YOUR OBJECTIVE:
Collect each line holding the string "Relative".

-- Start DATA EXCERPTS --

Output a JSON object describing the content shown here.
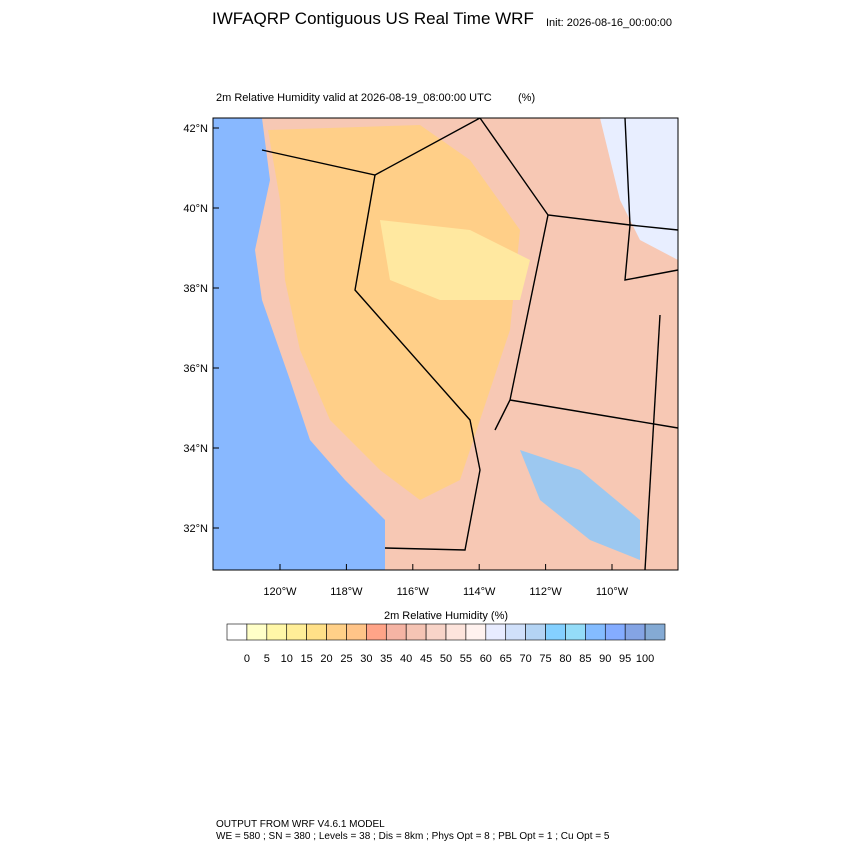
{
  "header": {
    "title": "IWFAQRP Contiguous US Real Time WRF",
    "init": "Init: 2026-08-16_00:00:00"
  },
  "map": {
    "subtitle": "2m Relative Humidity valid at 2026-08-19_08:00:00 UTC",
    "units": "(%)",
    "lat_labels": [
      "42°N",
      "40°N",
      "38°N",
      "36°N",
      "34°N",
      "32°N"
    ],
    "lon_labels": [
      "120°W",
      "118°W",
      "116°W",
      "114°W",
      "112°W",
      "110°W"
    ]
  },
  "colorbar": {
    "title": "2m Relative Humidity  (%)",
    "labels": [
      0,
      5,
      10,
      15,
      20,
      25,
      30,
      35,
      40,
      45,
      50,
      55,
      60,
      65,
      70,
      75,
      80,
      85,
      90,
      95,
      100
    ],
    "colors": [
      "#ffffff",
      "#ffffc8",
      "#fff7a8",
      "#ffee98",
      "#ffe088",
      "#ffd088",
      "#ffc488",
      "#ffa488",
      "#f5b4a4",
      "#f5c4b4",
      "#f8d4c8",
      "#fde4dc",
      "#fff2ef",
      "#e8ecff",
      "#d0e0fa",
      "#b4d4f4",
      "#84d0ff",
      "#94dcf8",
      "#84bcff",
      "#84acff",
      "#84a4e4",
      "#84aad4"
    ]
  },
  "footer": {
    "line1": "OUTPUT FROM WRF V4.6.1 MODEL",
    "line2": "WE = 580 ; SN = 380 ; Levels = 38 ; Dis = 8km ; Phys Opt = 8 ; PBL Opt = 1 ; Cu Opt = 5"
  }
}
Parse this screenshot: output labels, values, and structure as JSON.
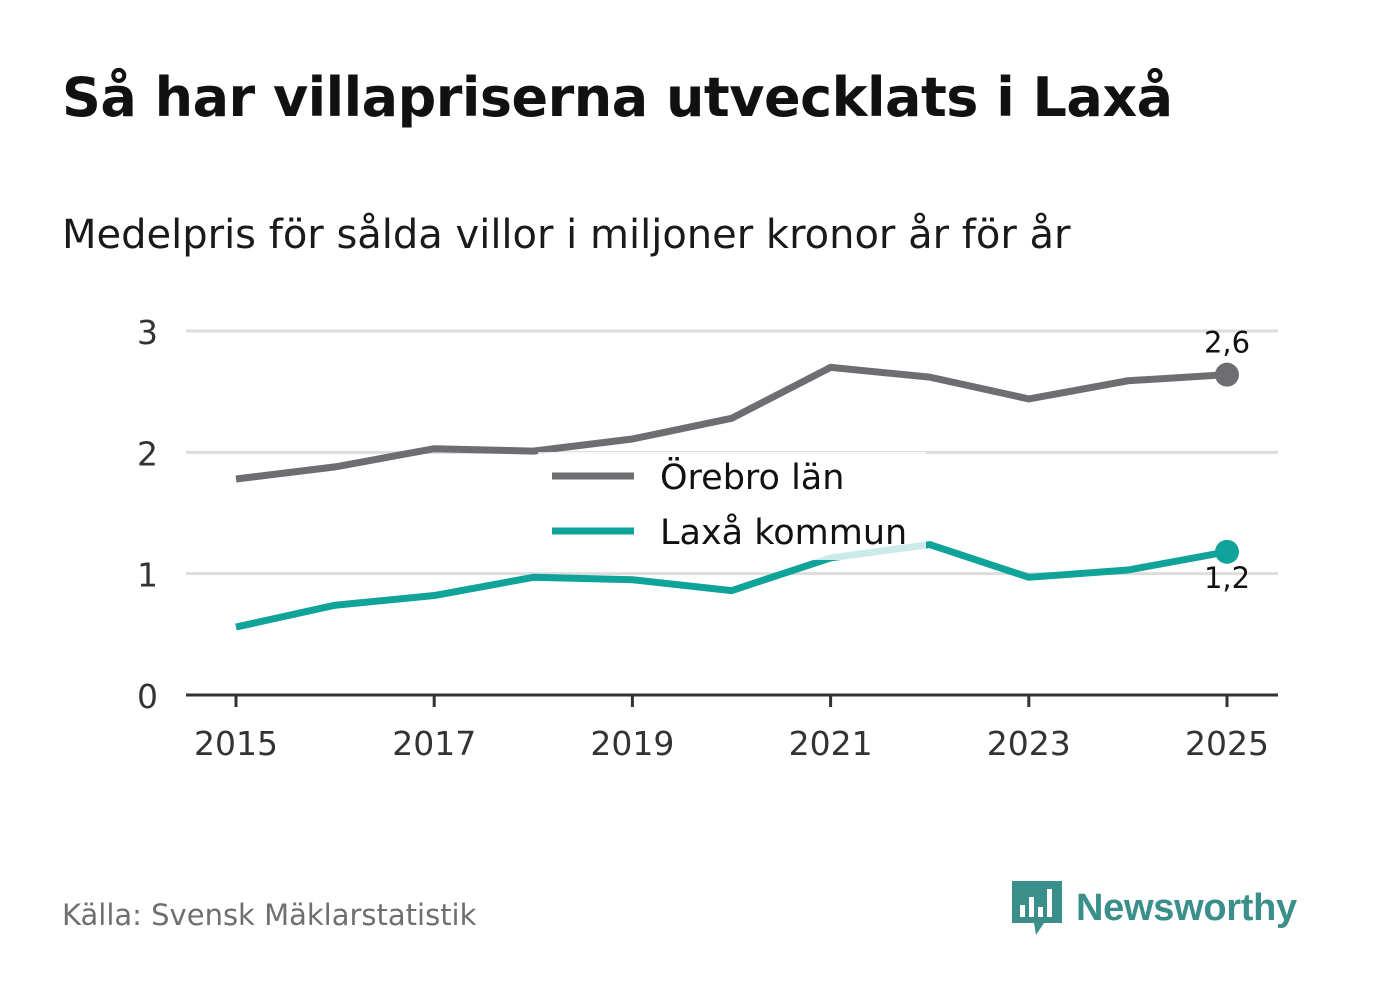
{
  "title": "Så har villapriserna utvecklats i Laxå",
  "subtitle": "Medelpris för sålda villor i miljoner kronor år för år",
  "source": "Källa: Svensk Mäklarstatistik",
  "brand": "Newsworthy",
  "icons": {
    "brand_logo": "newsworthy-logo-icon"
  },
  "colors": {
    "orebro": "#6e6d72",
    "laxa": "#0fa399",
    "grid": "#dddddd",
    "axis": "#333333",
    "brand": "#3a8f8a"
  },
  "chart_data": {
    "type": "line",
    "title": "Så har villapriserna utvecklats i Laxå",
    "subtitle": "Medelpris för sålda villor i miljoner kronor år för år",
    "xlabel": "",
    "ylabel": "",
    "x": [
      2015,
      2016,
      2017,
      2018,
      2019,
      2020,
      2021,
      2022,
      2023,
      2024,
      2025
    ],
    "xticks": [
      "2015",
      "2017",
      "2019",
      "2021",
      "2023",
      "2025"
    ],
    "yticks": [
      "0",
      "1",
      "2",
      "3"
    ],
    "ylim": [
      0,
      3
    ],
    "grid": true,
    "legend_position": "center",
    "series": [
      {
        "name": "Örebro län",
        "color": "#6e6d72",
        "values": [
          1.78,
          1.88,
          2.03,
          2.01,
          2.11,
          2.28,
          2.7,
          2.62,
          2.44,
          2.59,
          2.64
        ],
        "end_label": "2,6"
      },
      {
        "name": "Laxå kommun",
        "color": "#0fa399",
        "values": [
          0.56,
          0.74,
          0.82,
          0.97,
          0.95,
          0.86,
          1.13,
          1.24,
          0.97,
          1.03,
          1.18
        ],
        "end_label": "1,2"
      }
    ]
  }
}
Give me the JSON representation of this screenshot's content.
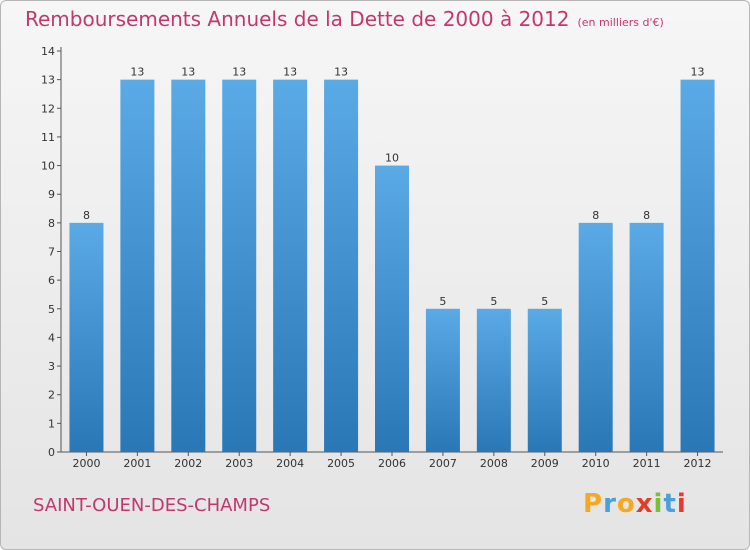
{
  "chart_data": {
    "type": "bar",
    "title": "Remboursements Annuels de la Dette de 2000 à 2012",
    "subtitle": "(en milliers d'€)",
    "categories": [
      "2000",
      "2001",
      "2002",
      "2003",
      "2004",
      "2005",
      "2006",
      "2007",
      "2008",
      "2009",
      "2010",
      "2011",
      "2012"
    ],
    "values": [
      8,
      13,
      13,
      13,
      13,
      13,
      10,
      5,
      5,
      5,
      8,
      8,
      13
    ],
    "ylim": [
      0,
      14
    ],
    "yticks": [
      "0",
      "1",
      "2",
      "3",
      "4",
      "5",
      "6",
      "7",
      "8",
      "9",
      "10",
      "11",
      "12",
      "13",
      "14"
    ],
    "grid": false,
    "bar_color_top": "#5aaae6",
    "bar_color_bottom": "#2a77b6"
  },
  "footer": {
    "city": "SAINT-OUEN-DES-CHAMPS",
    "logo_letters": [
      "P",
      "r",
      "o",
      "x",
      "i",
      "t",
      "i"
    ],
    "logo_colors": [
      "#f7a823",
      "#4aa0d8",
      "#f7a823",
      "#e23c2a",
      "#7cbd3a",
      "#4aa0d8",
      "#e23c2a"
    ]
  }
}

-- End DATA EXCERPTS --

ANSWER TO THE TASK:
    "subtitle": "2m Relative Humidity valid at 2026-08-19_08:00:00 UTC",
    "title": "2m Relative Humidity  (%)",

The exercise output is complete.